**Text excerpt**
━━━━━━━━

Actually, there are other predisposed risks with continuous usage of PPI.

  • PPIs may increase the risk of Clostridium difficile-associated diarrhea (CDAD); diagnose CDAD in patients taking PPIs who have persistent diarrhea.
  • In cases of liver disease, reduce the dosage.
  • PPIs have been linked to cutaneous and systemic lupus erythematosus; do not use for longer than prescribed. discontinue if CLE or SLE symptoms appear and refer to a specialist.
  • Increased doses cause gastric carcinoid tumours in rats, but unknown for its risk towards humans.
  • PPI therapy has been linked to an increased risk of osteoporosis-related hip, wrist, and spine fractures, particularly with long-term (>1 year) high-dose therapy.
  • Prolonged use (>1 year) may cause hypomagnesemia, tetany, arrhythmias, and seizures. May need to stop PPI usage under doctor’s supervision if reduction of serum magnesium level is not treated with magnesium supplementation alone.

━━━━━━━━

**Data supplied**
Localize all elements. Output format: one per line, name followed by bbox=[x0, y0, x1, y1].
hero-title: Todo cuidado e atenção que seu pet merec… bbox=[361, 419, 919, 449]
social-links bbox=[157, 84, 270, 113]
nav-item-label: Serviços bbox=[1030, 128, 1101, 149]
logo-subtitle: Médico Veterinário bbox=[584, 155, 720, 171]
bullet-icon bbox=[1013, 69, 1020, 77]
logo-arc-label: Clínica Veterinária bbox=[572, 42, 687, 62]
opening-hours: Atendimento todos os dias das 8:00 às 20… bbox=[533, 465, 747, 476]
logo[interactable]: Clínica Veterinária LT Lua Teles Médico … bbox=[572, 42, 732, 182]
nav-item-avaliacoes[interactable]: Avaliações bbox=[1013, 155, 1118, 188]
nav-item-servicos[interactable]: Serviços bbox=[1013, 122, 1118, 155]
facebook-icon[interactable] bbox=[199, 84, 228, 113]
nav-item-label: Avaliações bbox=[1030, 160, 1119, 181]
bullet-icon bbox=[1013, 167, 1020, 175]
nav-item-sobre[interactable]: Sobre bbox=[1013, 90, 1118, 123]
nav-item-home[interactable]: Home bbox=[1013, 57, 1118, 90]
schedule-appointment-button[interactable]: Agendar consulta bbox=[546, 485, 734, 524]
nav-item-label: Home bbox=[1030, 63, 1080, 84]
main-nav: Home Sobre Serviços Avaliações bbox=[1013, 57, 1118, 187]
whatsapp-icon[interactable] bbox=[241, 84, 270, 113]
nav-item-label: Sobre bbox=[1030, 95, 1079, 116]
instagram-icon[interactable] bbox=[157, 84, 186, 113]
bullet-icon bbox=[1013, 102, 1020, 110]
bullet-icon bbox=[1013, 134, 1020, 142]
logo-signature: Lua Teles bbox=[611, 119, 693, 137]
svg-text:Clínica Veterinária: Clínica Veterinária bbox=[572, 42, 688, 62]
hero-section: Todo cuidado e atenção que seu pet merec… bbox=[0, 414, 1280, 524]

━━━━━━━━

**Task requirements**
- a) Please print the PPI risks text from "Actually, there are" to "risk towards humans.".
- b) Do these statements agree with the PPI risks text? Answer yes or no for each, quoting the deciding words.
(i) Fractures linked to PPI therapy occur particularly with long-term, high-dose therapy.
(ii) Increased doses have been shown to cause gastric carcinoid tumors in humans.
(iii) The dosage should be increased in cases of liver disease.
- c) Answer these questions from the PPI risks text.
(i) What should be diagnosed in patients taking PPIs who have persistent diarrhea?
(ii) What may prolonged use of more than one year cause?
(iii) What should be done if CLE or SLE symptoms appear?

**Written answers**
- a)
Actually, there are other predisposed risks with continuous usage of PPI.

  • PPIs may increase the risk of Clostridium difficile-associated diarrhea (CDAD); diagnose CDAD in patients taking PPIs who have persistent diarrhea.
  • In cases of liver disease, reduce the dosage.
  • PPIs have been linked to cutaneous and systemic lupus erythematosus; do not use for longer than prescribed. discontinue if CLE or SLE symptoms appear and refer to a specialist.
  • Increased doses cause gastric carcinoid tumours in rats, but unknown for its risk towards humans.

- b)
(i) Yes: "particularly with long-term (>1 year) high-dose therapy"
(ii) No: "Increased doses cause gastric carcinoid tumours in rats, but unknown for its risk towards humans."
(iii) No: "In cases of liver disease, reduce the dosage."

- c)
(i) Clostridium difficile-associated diarrhea (CDAD)
(ii) Hypomagnesemia, tetany, arrhythmias, and seizures
(iii) Discontinue the PPI and refer to a specialist